REQUIREMENT: Every record must appear in your copy exactly as written, with no pictures.

RECORD EXTRACTS:
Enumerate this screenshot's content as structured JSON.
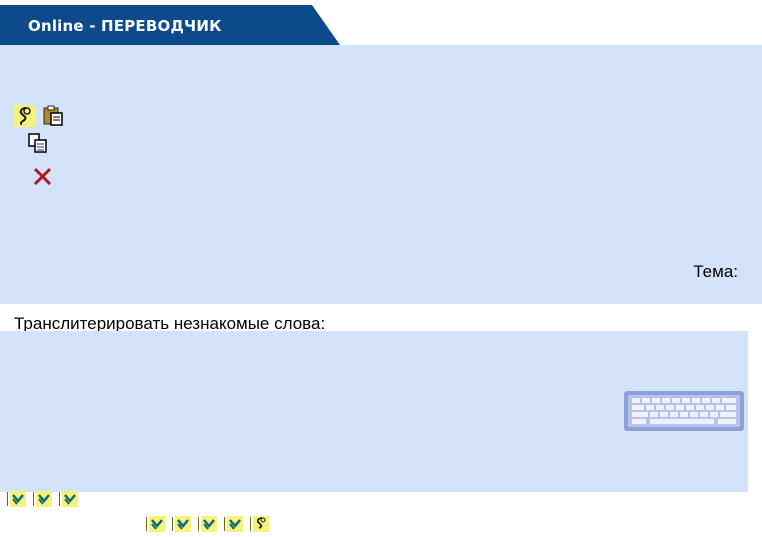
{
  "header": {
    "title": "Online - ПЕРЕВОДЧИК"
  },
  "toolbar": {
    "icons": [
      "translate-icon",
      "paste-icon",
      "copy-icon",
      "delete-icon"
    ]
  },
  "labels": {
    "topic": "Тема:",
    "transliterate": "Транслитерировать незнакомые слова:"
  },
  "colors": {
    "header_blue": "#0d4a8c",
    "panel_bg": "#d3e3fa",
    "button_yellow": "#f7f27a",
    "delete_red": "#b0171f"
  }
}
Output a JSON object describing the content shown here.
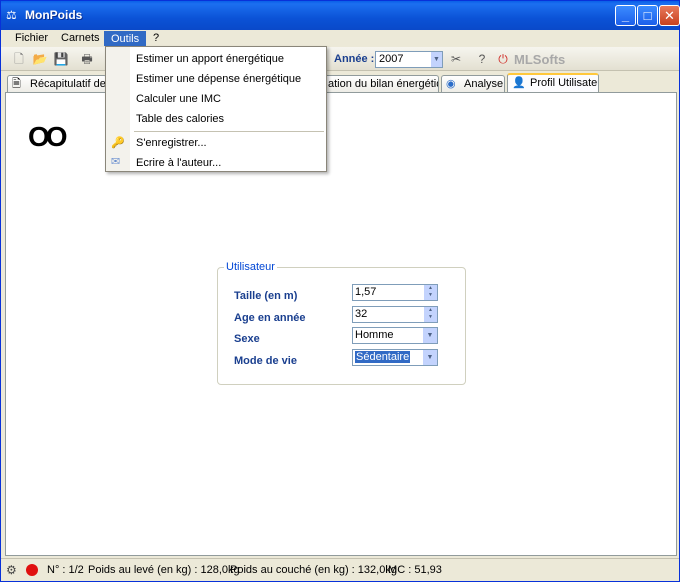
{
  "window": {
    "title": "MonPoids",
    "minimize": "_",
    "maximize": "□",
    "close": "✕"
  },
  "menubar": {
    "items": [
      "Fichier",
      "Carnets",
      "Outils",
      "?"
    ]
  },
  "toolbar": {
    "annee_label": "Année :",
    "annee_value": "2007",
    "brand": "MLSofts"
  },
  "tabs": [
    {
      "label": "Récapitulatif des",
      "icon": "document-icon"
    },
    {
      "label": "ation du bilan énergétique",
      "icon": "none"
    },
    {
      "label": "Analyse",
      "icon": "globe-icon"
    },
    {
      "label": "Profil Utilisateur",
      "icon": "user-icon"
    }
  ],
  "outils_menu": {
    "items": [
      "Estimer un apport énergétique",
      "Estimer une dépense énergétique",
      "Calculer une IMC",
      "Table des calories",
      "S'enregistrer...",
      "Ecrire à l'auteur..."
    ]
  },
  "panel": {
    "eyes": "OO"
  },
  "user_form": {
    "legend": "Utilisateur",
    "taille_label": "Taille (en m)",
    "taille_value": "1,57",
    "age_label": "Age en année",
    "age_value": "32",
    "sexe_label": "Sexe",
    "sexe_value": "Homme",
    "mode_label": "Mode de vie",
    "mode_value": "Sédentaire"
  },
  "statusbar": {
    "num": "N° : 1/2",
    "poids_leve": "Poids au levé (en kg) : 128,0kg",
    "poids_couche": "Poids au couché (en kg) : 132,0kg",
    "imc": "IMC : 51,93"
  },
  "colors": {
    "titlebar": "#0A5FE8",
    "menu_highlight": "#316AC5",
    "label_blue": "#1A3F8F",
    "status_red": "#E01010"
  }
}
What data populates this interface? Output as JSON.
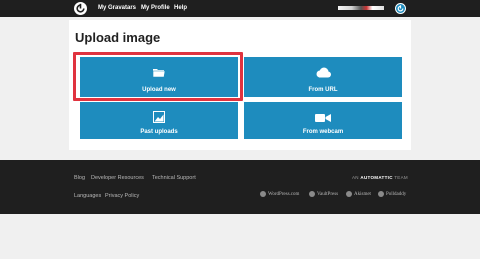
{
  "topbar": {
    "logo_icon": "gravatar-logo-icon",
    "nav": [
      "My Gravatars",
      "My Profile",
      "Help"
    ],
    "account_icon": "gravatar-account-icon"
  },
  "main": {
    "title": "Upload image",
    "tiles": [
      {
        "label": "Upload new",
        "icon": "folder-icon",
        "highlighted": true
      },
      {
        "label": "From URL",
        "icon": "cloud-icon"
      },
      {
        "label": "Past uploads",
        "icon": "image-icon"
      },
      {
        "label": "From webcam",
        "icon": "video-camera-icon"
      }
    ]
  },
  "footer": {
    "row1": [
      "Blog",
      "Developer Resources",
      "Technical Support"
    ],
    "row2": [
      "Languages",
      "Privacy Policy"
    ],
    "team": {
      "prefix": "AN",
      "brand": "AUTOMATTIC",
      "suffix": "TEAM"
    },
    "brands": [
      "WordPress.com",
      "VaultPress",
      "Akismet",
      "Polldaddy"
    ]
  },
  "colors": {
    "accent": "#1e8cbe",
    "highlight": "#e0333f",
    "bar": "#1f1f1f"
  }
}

RESPONSE:
Enumerate this screenshot's content as structured JSON.
{
  "header": {
    "title": "Online - ПЕРЕВОДЧИК"
  },
  "toolbar": {
    "icons": [
      "translate-icon",
      "paste-icon",
      "copy-icon",
      "delete-icon"
    ]
  },
  "labels": {
    "topic": "Тема:",
    "transliterate": "Транслитерировать незнакомые слова:"
  },
  "colors": {
    "header_blue": "#0d4a8c",
    "panel_bg": "#d3e3fa",
    "button_yellow": "#f7f27a",
    "delete_red": "#b0171f"
  }
}
Output a JSON object describing the content shown here.
{
  "window": {
    "title": "MonPoids",
    "minimize": "_",
    "maximize": "□",
    "close": "✕"
  },
  "menubar": {
    "items": [
      "Fichier",
      "Carnets",
      "Outils",
      "?"
    ]
  },
  "toolbar": {
    "annee_label": "Année :",
    "annee_value": "2007",
    "brand": "MLSofts"
  },
  "tabs": [
    {
      "label": "Récapitulatif des",
      "icon": "document-icon"
    },
    {
      "label": "ation du bilan énergétique",
      "icon": "none"
    },
    {
      "label": "Analyse",
      "icon": "globe-icon"
    },
    {
      "label": "Profil Utilisateur",
      "icon": "user-icon"
    }
  ],
  "outils_menu": {
    "items": [
      "Estimer un apport énergétique",
      "Estimer une dépense énergétique",
      "Calculer une IMC",
      "Table des calories",
      "S'enregistrer...",
      "Ecrire à l'auteur..."
    ]
  },
  "panel": {
    "eyes": "OO"
  },
  "user_form": {
    "legend": "Utilisateur",
    "taille_label": "Taille (en m)",
    "taille_value": "1,57",
    "age_label": "Age en année",
    "age_value": "32",
    "sexe_label": "Sexe",
    "sexe_value": "Homme",
    "mode_label": "Mode de vie",
    "mode_value": "Sédentaire"
  },
  "statusbar": {
    "num": "N° : 1/2",
    "poids_leve": "Poids au levé (en kg) : 128,0kg",
    "poids_couche": "Poids au couché (en kg) : 132,0kg",
    "imc": "IMC : 51,93"
  },
  "colors": {
    "titlebar": "#0A5FE8",
    "menu_highlight": "#316AC5",
    "label_blue": "#1A3F8F",
    "status_red": "#E01010"
  }
}
What data populates this interface? Output as JSON.
{
  "topbar": {
    "logo_icon": "gravatar-logo-icon",
    "nav": [
      "My Gravatars",
      "My Profile",
      "Help"
    ],
    "account_icon": "gravatar-account-icon"
  },
  "main": {
    "title": "Upload image",
    "tiles": [
      {
        "label": "Upload new",
        "icon": "folder-icon",
        "highlighted": true
      },
      {
        "label": "From URL",
        "icon": "cloud-icon"
      },
      {
        "label": "Past uploads",
        "icon": "image-icon"
      },
      {
        "label": "From webcam",
        "icon": "video-camera-icon"
      }
    ]
  },
  "footer": {
    "row1": [
      "Blog",
      "Developer Resources",
      "Technical Support"
    ],
    "row2": [
      "Languages",
      "Privacy Policy"
    ],
    "team": {
      "prefix": "AN",
      "brand": "AUTOMATTIC",
      "suffix": "TEAM"
    },
    "brands": [
      "WordPress.com",
      "VaultPress",
      "Akismet",
      "Polldaddy"
    ]
  },
  "colors": {
    "accent": "#1e8cbe",
    "highlight": "#e0333f",
    "bar": "#1f1f1f"
  }
}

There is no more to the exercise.